=== The task ===
Set every record down verbatim and omit the pictures.

Stored entries:
—————
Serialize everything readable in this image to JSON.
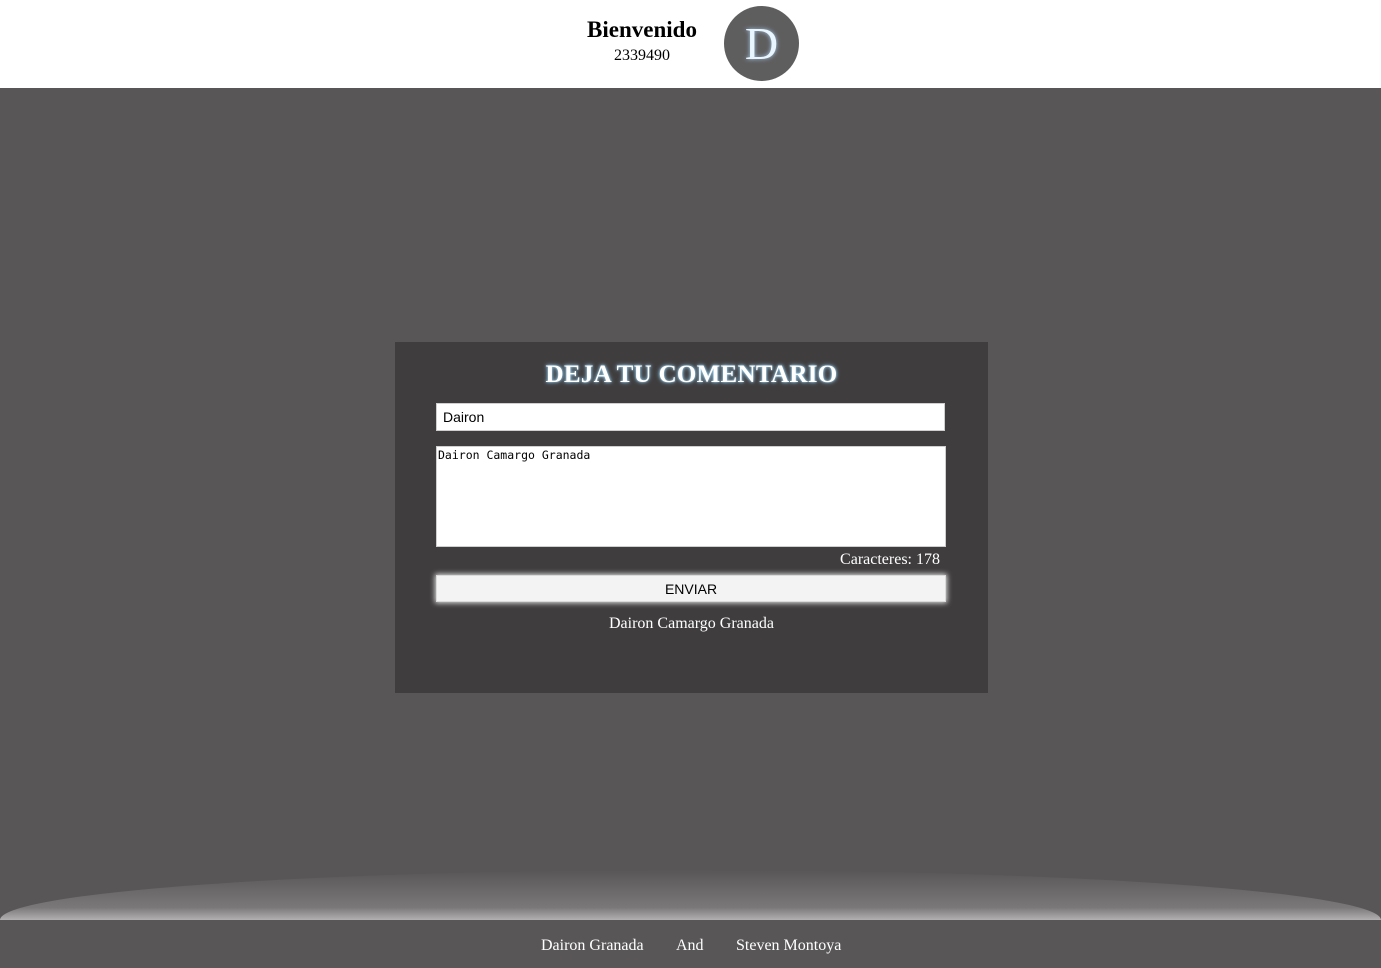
{
  "header": {
    "welcome_title": "Bienvenido",
    "user_id": "2339490",
    "avatar_letter": "D"
  },
  "comment_form": {
    "title": "DEJA TU COMENTARIO",
    "name_value": "Dairon",
    "comment_value": "Dairon Camargo Granada",
    "char_count": "Caracteres: 178",
    "send_label": "ENVIAR",
    "result_text": "Dairon Camargo Granada"
  },
  "footer": {
    "author_1": "Dairon Granada",
    "separator": "And",
    "author_2": "Steven Montoya"
  }
}
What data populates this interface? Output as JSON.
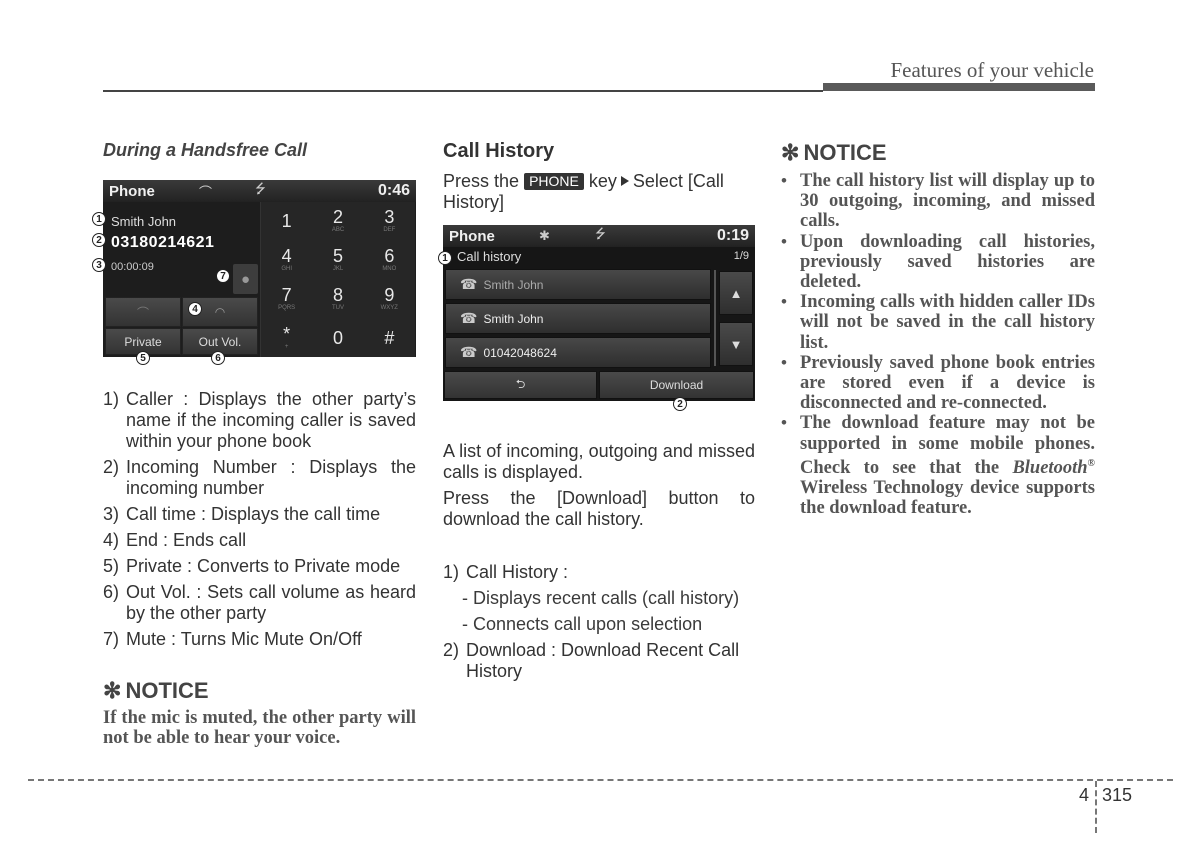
{
  "header": {
    "title": "Features of your vehicle"
  },
  "footer": {
    "chapter": "4",
    "page": "315"
  },
  "left": {
    "heading": "During a Handsfree Call",
    "screen": {
      "app_label": "Phone",
      "time": "0:46",
      "caller": "Smith John",
      "number": "03180214621",
      "call_time": "00:00:09",
      "private_label": "Private",
      "outvol_label": "Out Vol.",
      "keys": [
        {
          "d": "1",
          "l": ""
        },
        {
          "d": "2",
          "l": "ABC"
        },
        {
          "d": "3",
          "l": "DEF"
        },
        {
          "d": "4",
          "l": "GHI"
        },
        {
          "d": "5",
          "l": "JKL"
        },
        {
          "d": "6",
          "l": "MNO"
        },
        {
          "d": "7",
          "l": "PQRS"
        },
        {
          "d": "8",
          "l": "TUV"
        },
        {
          "d": "9",
          "l": "WXYZ"
        },
        {
          "d": "*",
          "l": "+"
        },
        {
          "d": "0",
          "l": ""
        },
        {
          "d": "#",
          "l": ""
        }
      ],
      "callouts": [
        "1",
        "2",
        "3",
        "4",
        "5",
        "6",
        "7"
      ]
    },
    "items": [
      {
        "n": "1)",
        "t": "Caller : Displays the other party’s name if the incoming caller is saved within your phone book"
      },
      {
        "n": "2)",
        "t": "Incoming Number : Displays the incoming number"
      },
      {
        "n": "3)",
        "t": "Call time : Displays the call time"
      },
      {
        "n": "4)",
        "t": "End : Ends call"
      },
      {
        "n": "5)",
        "t": "Private : Converts to Private mode"
      },
      {
        "n": "6)",
        "t": "Out Vol. : Sets call volume as heard by the other party"
      },
      {
        "n": "7)",
        "t": "Mute : Turns Mic Mute On/Off"
      }
    ],
    "notice": {
      "title": "NOTICE",
      "text": "If the mic is muted, the other party will not be able to hear your voice."
    }
  },
  "middle": {
    "heading": "Call History",
    "instr_pre": "Press the",
    "key_label": "PHONE",
    "instr_mid": "key",
    "instr_post": "Select [Call History]",
    "screen": {
      "app_label": "Phone",
      "time": "0:19",
      "subtitle": "Call history",
      "page": "1/9",
      "rows": [
        "Smith John",
        "Smith John",
        "01042048624"
      ],
      "download_label": "Download",
      "callouts": [
        "1",
        "2"
      ]
    },
    "para1": "A list of incoming, outgoing and missed calls is displayed.",
    "para2": "Press the [Download] button to download the call history.",
    "items": {
      "i1": {
        "n": "1)",
        "t": "Call History :"
      },
      "sub": [
        "- Displays recent calls (call history)",
        "- Connects call upon selection"
      ],
      "i2": {
        "n": "2)",
        "t": "Download : Download Recent Call History"
      }
    }
  },
  "right": {
    "notice_title": "NOTICE",
    "bullets": [
      "The call history list will display up to 30 outgoing, incoming, and missed calls.",
      "Upon downloading call histories, previously saved histories are deleted.",
      "Incoming calls with hidden caller IDs will not be saved in the call history list.",
      "Previously saved phone book entries are stored even if a device is disconnected and re-connected."
    ],
    "last_bullet": {
      "pre": "The download feature may not be supported in some mobile phones. Check to see that the",
      "italic": "Bluetooth",
      "reg": "®",
      "post": "Wireless Technology device supports the download feature."
    }
  }
}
—————
=== Answer in full ===
Serialize everything readable in this image to JSON.
{
  "header": {
    "welcome_title": "Bienvenido",
    "user_id": "2339490",
    "avatar_letter": "D"
  },
  "comment_form": {
    "title": "DEJA TU COMENTARIO",
    "name_value": "Dairon",
    "comment_value": "Dairon Camargo Granada",
    "char_count": "Caracteres: 178",
    "send_label": "ENVIAR",
    "result_text": "Dairon Camargo Granada"
  },
  "footer": {
    "author_1": "Dairon Granada",
    "separator": "And",
    "author_2": "Steven Montoya"
  }
}
What data populates this interface? Output as JSON.
{
  "header": {
    "title": "Features of your vehicle"
  },
  "footer": {
    "chapter": "4",
    "page": "315"
  },
  "left": {
    "heading": "During a Handsfree Call",
    "screen": {
      "app_label": "Phone",
      "time": "0:46",
      "caller": "Smith John",
      "number": "03180214621",
      "call_time": "00:00:09",
      "private_label": "Private",
      "outvol_label": "Out Vol.",
      "keys": [
        {
          "d": "1",
          "l": ""
        },
        {
          "d": "2",
          "l": "ABC"
        },
        {
          "d": "3",
          "l": "DEF"
        },
        {
          "d": "4",
          "l": "GHI"
        },
        {
          "d": "5",
          "l": "JKL"
        },
        {
          "d": "6",
          "l": "MNO"
        },
        {
          "d": "7",
          "l": "PQRS"
        },
        {
          "d": "8",
          "l": "TUV"
        },
        {
          "d": "9",
          "l": "WXYZ"
        },
        {
          "d": "*",
          "l": "+"
        },
        {
          "d": "0",
          "l": ""
        },
        {
          "d": "#",
          "l": ""
        }
      ],
      "callouts": [
        "1",
        "2",
        "3",
        "4",
        "5",
        "6",
        "7"
      ]
    },
    "items": [
      {
        "n": "1)",
        "t": "Caller : Displays the other party’s name if the incoming caller is saved within your phone book"
      },
      {
        "n": "2)",
        "t": "Incoming Number : Displays the incoming number"
      },
      {
        "n": "3)",
        "t": "Call time : Displays the call time"
      },
      {
        "n": "4)",
        "t": "End : Ends call"
      },
      {
        "n": "5)",
        "t": "Private : Converts to Private mode"
      },
      {
        "n": "6)",
        "t": "Out Vol. : Sets call volume as heard by the other party"
      },
      {
        "n": "7)",
        "t": "Mute : Turns Mic Mute On/Off"
      }
    ],
    "notice": {
      "title": "NOTICE",
      "text": "If the mic is muted, the other party will not be able to hear your voice."
    }
  },
  "middle": {
    "heading": "Call History",
    "instr_pre": "Press the",
    "key_label": "PHONE",
    "instr_mid": "key",
    "instr_post": "Select [Call History]",
    "screen": {
      "app_label": "Phone",
      "time": "0:19",
      "subtitle": "Call history",
      "page": "1/9",
      "rows": [
        "Smith John",
        "Smith John",
        "01042048624"
      ],
      "download_label": "Download",
      "callouts": [
        "1",
        "2"
      ]
    },
    "para1": "A list of incoming, outgoing and missed calls is displayed.",
    "para2": "Press the [Download] button to download the call history.",
    "items": {
      "i1": {
        "n": "1)",
        "t": "Call History :"
      },
      "sub": [
        "- Displays recent calls (call history)",
        "- Connects call upon selection"
      ],
      "i2": {
        "n": "2)",
        "t": "Download : Download Recent Call History"
      }
    }
  },
  "right": {
    "notice_title": "NOTICE",
    "bullets": [
      "The call history list will display up to 30 outgoing, incoming, and missed calls.",
      "Upon downloading call histories, previously saved histories are deleted.",
      "Incoming calls with hidden caller IDs will not be saved in the call history list.",
      "Previously saved phone book entries are stored even if a device is disconnected and re-connected."
    ],
    "last_bullet": {
      "pre": "The download feature may not be supported in some mobile phones. Check to see that the",
      "italic": "Bluetooth",
      "reg": "®",
      "post": "Wireless Technology device supports the download feature."
    }
  }
}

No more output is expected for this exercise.